Task objective. From the listing below, pull out the lines that hold "Dalton".

Dataset.
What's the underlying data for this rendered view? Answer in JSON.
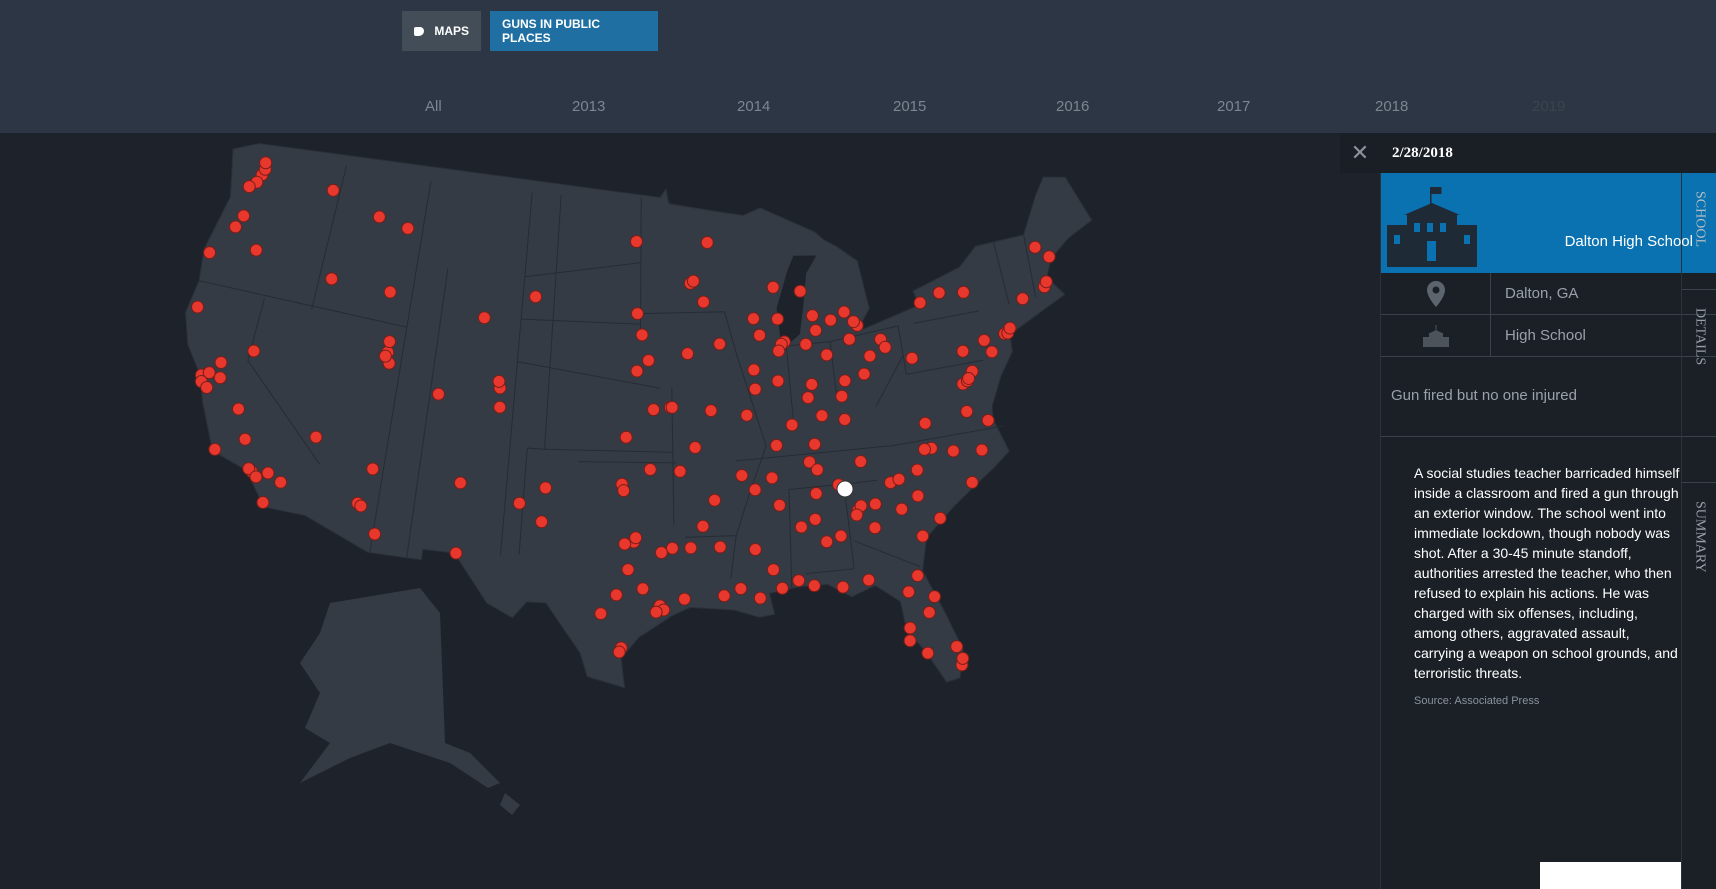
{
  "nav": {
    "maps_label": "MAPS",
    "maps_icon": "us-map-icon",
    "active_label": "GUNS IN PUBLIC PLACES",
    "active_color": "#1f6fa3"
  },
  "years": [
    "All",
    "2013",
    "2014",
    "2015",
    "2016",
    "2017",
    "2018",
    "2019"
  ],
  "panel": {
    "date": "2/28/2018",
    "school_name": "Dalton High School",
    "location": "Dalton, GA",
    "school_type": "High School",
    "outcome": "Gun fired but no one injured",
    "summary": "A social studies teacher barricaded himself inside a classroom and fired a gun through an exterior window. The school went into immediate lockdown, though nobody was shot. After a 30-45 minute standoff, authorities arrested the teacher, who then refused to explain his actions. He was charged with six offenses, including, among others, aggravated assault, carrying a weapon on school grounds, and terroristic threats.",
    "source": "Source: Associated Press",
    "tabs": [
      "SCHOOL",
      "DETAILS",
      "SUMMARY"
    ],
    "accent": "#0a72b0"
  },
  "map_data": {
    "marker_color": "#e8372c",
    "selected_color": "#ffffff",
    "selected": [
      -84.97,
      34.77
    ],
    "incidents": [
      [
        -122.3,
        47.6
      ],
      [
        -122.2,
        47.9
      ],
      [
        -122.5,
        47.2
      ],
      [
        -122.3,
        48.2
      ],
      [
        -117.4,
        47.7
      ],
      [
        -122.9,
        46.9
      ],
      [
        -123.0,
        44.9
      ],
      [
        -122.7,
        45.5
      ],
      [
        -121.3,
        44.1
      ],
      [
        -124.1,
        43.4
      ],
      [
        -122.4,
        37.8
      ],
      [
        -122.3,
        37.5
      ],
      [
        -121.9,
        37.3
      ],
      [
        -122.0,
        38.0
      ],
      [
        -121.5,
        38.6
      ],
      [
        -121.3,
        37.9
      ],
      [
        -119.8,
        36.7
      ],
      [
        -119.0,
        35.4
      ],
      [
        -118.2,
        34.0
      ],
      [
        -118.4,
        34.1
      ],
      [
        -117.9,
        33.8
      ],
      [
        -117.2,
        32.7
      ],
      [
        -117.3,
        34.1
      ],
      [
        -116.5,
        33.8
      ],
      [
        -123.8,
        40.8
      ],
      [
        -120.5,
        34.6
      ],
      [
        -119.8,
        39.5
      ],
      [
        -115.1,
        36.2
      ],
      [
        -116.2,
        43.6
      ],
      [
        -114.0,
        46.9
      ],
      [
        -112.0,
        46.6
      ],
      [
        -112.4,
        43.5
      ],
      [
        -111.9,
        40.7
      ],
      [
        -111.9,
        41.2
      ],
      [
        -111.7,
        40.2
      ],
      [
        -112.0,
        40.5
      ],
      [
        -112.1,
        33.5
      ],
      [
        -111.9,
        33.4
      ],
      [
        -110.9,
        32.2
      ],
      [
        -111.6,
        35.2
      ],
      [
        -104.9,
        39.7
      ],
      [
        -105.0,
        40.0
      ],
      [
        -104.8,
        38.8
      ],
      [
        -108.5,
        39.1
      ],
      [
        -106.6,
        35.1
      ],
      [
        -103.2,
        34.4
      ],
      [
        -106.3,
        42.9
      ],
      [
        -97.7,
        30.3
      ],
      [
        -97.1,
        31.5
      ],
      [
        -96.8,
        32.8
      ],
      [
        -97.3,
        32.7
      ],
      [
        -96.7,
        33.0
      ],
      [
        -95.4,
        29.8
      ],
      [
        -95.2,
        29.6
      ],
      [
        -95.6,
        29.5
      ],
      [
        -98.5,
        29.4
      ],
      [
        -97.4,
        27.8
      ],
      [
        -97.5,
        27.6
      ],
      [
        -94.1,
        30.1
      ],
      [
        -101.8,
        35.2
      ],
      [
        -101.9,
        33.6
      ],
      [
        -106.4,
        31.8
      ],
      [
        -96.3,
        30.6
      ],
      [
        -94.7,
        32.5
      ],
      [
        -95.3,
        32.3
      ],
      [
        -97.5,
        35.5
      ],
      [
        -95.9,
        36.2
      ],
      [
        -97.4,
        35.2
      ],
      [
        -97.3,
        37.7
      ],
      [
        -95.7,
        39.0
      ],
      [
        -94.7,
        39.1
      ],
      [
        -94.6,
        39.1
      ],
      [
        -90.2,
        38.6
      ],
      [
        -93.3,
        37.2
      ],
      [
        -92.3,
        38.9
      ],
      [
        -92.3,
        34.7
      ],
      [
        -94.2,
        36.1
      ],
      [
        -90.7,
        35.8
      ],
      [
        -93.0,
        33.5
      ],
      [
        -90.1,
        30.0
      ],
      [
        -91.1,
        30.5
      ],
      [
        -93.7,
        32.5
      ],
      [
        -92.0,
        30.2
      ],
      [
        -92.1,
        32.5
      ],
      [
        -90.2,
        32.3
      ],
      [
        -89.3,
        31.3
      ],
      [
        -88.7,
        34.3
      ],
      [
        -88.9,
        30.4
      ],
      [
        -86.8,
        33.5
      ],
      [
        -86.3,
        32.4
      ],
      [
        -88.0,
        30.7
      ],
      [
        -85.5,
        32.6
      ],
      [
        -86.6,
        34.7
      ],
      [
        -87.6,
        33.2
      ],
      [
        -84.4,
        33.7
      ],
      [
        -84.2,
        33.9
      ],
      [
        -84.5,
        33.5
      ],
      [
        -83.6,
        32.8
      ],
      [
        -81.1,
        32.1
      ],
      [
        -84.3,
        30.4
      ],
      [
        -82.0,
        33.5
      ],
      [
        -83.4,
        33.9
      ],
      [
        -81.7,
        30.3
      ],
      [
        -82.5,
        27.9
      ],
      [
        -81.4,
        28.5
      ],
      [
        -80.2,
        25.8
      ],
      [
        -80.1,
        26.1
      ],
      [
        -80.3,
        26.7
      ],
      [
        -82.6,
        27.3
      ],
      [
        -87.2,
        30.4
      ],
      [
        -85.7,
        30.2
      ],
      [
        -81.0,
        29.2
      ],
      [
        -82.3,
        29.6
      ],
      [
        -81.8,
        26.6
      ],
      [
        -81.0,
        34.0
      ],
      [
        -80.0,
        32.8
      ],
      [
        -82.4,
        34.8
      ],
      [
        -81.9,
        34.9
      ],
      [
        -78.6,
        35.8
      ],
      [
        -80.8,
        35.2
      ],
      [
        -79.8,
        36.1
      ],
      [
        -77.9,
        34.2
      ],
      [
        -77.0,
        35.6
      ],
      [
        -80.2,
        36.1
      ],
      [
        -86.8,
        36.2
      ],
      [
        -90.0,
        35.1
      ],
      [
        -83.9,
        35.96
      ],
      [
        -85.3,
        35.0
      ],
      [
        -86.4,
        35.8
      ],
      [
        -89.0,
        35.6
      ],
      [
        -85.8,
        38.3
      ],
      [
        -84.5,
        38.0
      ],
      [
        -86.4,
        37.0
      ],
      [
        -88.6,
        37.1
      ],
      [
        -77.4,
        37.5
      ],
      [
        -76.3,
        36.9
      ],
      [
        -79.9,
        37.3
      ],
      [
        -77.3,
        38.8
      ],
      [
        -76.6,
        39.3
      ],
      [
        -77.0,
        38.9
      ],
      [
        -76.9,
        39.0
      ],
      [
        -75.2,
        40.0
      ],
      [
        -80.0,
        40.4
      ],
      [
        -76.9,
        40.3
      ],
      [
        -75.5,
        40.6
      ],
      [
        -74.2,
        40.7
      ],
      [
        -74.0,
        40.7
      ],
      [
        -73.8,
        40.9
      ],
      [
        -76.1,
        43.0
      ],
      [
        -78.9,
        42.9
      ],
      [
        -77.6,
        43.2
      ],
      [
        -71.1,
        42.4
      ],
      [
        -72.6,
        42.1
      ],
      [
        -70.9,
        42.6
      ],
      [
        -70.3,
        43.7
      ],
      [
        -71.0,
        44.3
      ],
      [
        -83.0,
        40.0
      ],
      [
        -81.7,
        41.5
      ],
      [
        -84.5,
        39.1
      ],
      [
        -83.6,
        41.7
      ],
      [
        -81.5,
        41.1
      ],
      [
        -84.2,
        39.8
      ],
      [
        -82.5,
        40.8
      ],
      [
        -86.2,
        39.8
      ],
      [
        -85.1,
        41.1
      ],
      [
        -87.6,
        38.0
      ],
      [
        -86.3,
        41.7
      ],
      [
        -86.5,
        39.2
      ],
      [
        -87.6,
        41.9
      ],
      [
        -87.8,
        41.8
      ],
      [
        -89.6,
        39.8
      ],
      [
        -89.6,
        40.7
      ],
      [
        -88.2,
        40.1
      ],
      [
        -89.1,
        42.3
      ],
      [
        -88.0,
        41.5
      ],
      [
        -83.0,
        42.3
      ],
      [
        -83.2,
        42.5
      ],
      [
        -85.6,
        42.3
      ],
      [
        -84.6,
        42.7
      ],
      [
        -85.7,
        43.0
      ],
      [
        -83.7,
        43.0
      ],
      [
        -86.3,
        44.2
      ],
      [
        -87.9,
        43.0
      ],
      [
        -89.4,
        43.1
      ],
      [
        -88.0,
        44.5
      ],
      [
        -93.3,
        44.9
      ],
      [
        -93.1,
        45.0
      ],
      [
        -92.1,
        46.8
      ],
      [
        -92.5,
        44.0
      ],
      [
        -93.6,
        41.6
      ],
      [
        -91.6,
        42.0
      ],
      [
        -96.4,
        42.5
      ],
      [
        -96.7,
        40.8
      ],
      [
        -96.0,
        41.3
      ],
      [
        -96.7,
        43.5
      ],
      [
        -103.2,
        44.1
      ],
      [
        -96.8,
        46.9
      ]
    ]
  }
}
==
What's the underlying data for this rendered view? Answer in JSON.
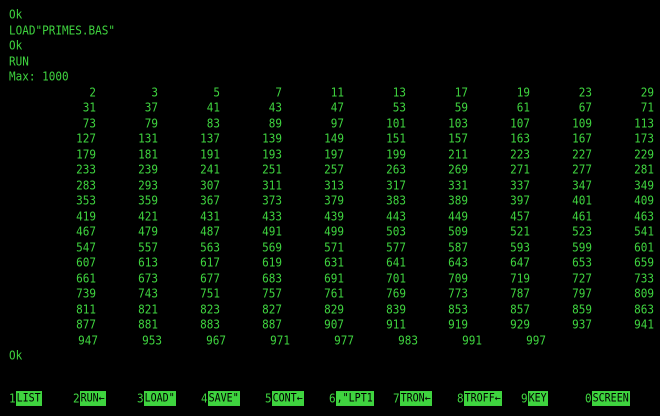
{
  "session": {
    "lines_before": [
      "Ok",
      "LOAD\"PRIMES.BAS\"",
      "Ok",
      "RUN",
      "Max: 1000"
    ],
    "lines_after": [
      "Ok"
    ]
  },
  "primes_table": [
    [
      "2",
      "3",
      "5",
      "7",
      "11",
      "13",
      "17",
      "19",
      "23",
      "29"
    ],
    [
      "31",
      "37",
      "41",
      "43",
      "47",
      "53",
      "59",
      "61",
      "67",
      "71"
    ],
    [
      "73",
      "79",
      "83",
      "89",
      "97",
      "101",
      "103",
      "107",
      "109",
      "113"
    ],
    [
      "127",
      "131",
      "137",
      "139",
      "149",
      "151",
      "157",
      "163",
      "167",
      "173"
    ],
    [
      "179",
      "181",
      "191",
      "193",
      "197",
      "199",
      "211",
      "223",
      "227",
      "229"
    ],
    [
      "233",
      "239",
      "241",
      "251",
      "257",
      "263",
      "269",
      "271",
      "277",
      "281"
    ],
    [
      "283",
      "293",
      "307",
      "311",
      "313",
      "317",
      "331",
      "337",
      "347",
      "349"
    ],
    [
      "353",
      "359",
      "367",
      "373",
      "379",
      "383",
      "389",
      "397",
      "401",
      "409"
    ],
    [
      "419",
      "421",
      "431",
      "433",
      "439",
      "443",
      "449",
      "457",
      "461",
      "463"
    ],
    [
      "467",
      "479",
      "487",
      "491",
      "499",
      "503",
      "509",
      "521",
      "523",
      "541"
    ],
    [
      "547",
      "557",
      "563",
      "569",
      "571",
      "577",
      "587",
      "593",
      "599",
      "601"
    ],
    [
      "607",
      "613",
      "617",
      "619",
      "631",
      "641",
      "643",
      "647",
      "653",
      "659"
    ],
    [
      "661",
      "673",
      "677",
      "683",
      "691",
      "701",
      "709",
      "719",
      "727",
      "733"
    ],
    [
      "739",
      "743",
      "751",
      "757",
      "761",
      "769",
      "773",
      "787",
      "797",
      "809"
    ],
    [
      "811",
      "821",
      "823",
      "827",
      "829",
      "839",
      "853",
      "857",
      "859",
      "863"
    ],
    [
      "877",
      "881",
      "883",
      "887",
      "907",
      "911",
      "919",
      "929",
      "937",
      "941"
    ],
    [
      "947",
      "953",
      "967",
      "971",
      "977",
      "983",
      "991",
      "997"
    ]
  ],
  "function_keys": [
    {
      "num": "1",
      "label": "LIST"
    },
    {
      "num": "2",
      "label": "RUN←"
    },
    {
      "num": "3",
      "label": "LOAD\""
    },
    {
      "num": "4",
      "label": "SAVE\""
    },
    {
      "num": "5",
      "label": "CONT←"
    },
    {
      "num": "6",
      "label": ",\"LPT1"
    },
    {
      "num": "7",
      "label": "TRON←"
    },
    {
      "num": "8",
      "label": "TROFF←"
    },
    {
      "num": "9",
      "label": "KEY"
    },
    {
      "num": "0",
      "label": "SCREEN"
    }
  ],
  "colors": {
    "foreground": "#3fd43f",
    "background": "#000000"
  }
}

Written solution.
    "school_name": "Dalton High School",
    "location": "Dalton, GA",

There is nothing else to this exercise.